■ **Instructions for the task**:
Pull out every line from the listing that has the word "机组人员".

■ **Supplied data**:
------------------------------------------------------------
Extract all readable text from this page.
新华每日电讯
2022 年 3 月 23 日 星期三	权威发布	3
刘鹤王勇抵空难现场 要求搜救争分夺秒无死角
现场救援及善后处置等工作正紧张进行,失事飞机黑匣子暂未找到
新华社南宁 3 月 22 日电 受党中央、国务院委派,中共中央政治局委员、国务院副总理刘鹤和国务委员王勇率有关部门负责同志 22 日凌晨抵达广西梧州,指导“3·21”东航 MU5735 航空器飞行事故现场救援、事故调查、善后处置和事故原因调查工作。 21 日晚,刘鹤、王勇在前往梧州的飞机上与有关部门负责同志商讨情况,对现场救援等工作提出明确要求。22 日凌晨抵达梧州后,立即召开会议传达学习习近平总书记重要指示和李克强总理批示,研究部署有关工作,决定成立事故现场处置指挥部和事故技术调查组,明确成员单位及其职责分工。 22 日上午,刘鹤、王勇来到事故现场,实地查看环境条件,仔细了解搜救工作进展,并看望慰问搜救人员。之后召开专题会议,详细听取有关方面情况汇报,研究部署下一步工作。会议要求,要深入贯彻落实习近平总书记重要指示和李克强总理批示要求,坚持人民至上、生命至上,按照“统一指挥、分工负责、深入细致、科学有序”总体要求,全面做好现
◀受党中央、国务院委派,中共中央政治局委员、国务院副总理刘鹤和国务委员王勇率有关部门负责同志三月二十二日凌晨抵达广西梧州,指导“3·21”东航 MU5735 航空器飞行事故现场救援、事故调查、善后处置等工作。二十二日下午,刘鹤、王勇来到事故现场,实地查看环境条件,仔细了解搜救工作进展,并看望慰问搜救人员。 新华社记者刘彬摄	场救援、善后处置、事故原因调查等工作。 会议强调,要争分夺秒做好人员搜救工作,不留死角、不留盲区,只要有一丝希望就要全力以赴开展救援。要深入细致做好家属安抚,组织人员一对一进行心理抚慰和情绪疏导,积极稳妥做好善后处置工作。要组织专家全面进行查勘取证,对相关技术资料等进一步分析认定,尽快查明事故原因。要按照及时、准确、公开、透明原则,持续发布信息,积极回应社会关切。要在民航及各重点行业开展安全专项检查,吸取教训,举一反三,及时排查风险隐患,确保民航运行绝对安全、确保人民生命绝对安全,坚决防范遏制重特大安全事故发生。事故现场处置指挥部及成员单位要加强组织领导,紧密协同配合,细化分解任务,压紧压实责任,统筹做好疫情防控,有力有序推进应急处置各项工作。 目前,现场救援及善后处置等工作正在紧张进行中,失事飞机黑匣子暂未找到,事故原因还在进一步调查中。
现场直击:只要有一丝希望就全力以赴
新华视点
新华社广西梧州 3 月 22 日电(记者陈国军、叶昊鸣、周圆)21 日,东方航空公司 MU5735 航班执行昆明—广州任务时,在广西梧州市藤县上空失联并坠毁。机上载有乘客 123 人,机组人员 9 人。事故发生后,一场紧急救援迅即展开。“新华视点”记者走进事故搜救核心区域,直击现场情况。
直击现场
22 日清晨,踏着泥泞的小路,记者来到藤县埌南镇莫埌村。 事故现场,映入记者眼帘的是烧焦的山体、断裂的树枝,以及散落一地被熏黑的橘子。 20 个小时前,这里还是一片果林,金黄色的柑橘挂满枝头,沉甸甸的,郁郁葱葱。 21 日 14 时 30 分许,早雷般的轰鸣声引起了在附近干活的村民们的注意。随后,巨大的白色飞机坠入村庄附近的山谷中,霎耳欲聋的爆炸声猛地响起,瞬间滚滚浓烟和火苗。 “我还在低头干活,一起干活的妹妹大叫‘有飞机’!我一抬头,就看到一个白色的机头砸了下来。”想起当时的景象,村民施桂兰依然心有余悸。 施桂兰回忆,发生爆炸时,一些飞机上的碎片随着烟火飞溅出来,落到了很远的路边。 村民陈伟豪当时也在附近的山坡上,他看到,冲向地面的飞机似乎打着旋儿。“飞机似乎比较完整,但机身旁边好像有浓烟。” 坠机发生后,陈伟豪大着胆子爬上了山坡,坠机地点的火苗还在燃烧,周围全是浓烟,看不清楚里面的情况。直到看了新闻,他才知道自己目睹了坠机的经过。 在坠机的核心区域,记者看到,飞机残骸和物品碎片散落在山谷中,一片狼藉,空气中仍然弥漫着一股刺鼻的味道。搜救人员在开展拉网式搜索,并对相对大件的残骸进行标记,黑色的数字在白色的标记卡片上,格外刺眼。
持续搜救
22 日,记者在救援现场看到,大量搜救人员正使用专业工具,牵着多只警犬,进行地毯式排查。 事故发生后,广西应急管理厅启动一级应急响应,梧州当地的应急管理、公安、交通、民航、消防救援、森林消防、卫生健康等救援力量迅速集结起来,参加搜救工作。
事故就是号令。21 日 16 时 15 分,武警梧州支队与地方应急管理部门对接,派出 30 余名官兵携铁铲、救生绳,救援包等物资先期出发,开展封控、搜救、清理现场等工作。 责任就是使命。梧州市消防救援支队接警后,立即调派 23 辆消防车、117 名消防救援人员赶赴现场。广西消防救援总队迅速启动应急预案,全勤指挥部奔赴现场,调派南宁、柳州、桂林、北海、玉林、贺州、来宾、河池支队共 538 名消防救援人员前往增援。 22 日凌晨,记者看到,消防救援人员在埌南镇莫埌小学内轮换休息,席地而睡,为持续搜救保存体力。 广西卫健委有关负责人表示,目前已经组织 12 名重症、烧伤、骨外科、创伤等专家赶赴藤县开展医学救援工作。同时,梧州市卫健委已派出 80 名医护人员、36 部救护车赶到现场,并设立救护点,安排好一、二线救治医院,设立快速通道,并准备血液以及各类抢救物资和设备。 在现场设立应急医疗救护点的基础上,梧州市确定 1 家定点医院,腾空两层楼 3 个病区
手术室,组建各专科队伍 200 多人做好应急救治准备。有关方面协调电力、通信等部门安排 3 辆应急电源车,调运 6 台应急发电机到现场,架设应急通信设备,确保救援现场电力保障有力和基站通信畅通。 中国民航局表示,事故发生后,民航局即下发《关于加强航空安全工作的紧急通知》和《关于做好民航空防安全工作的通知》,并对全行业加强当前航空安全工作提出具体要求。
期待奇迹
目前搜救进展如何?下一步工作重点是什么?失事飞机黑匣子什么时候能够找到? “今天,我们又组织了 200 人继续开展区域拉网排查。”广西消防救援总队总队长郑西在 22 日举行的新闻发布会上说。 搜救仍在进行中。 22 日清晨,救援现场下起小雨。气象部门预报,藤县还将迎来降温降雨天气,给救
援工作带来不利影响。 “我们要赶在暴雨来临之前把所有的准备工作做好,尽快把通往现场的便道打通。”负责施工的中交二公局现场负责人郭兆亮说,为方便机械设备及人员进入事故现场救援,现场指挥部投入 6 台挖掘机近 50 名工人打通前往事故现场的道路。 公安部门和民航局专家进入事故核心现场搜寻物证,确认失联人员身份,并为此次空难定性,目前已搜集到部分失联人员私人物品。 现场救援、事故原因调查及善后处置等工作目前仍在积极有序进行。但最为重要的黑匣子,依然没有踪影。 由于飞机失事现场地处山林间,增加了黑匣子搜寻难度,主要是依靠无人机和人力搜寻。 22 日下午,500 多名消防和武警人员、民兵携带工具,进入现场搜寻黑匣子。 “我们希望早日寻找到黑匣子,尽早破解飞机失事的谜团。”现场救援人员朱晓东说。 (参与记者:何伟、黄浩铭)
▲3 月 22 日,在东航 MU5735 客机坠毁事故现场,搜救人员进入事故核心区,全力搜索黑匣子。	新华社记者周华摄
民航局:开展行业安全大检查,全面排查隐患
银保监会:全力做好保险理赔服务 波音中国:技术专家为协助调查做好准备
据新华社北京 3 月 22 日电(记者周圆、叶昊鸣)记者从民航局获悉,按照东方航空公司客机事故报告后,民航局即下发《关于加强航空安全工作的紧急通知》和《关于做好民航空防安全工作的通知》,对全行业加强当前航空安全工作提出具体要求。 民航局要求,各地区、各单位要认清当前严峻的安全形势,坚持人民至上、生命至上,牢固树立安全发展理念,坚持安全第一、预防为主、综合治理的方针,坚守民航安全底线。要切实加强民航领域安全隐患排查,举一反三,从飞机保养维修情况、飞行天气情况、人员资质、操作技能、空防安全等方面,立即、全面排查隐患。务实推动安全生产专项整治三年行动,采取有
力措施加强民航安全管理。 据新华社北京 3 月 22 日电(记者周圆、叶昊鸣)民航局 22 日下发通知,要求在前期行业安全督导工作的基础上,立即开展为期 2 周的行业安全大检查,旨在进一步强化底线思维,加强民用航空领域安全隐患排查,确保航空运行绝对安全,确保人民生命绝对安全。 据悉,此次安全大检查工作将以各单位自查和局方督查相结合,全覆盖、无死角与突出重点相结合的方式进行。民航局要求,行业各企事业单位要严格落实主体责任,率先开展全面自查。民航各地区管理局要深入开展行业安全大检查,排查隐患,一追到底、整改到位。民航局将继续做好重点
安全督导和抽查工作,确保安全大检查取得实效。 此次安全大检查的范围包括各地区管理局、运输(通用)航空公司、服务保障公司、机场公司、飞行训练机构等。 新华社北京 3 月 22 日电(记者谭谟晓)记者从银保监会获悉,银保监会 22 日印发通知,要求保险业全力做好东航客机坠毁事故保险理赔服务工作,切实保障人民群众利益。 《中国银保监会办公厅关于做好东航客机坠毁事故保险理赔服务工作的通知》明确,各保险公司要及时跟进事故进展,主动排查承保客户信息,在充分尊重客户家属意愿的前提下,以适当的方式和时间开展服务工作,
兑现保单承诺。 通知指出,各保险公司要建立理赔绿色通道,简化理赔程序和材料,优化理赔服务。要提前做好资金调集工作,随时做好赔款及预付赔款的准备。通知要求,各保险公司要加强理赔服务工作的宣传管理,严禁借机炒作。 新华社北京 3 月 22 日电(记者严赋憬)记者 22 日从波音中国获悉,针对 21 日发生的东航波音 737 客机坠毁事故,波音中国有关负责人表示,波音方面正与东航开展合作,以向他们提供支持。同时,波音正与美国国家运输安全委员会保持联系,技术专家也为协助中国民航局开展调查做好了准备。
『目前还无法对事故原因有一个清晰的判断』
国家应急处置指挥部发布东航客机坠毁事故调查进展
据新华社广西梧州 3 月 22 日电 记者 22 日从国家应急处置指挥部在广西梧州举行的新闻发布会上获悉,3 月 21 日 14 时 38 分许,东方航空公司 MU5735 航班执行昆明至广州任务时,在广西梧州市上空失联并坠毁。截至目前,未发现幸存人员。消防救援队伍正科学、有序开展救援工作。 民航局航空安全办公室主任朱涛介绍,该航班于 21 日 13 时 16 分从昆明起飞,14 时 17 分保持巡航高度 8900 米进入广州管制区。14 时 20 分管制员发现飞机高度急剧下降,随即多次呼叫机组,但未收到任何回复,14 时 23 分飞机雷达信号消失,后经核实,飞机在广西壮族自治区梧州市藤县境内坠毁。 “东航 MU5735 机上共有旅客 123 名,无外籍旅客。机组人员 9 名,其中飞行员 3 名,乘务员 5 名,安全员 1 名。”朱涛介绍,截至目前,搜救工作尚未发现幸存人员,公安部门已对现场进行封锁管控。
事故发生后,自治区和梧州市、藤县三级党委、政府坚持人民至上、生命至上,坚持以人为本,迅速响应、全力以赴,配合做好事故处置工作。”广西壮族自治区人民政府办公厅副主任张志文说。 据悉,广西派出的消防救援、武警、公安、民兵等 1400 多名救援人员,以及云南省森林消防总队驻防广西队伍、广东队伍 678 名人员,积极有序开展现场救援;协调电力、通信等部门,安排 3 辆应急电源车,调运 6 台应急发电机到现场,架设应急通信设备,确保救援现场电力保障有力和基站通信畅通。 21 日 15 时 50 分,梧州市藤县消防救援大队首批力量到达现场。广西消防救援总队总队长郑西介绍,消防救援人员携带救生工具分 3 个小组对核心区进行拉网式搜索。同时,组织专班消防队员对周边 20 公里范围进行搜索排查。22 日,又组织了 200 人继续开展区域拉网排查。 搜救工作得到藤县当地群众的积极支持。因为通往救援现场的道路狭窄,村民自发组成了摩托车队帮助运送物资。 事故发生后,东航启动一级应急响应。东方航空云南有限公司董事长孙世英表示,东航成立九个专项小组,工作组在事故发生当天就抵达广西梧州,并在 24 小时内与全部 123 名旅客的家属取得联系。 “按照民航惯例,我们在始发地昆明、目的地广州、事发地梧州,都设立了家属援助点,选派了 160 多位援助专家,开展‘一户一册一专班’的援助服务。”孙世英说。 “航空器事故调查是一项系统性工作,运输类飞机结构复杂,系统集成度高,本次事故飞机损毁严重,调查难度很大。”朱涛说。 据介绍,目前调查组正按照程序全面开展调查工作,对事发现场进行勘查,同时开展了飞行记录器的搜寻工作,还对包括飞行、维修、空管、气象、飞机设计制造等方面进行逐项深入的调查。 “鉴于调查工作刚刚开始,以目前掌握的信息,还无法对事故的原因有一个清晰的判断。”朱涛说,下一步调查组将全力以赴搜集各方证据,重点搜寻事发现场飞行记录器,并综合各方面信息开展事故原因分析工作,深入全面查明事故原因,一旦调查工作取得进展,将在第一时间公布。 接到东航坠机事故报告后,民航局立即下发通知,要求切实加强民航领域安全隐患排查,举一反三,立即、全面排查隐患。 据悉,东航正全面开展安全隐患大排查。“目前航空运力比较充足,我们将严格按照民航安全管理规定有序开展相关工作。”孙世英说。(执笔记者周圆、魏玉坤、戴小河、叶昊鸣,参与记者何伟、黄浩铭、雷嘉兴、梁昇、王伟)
------------------------------------------------------------
■ **Final answer**:
新华社广西梧州 3 月 22 日电(记者陈国军、叶昊鸣、周圆)21 日,东方航空公司 MU5735 航班执行昆明—广州任务时,在广西梧州市藤县上空失联并坠毁。机上载有乘客 123 人,机组人员 9 人。事故发生后,一场紧急救援迅即展开。“新华视点”记者走进事故搜救核心区域,直击现场情况。
据新华社广西梧州 3 月 22 日电 记者 22 日从国家应急处置指挥部在广西梧州举行的新闻发布会上获悉,3 月 21 日 14 时 38 分许,东方航空公司 MU5735 航班执行昆明至广州任务时,在广西梧州市上空失联并坠毁。截至目前,未发现幸存人员。消防救援队伍正科学、有序开展救援工作。 民航局航空安全办公室主任朱涛介绍,该航班于 21 日 13 时 16 分从昆明起飞,14 时 17 分保持巡航高度 8900 米进入广州管制区。14 时 20 分管制员发现飞机高度急剧下降,随即多次呼叫机组,但未收到任何回复,14 时 23 分飞机雷达信号消失,后经核实,飞机在广西壮族自治区梧州市藤县境内坠毁。 “东航 MU5735 机上共有旅客 123 名,无外籍旅客。机组人员 9 名,其中飞行员 3 名,乘务员 5 名,安全员 1 名。”朱涛介绍,截至目前,搜救工作尚未发现幸存人员,公安部门已对现场进行封锁管控。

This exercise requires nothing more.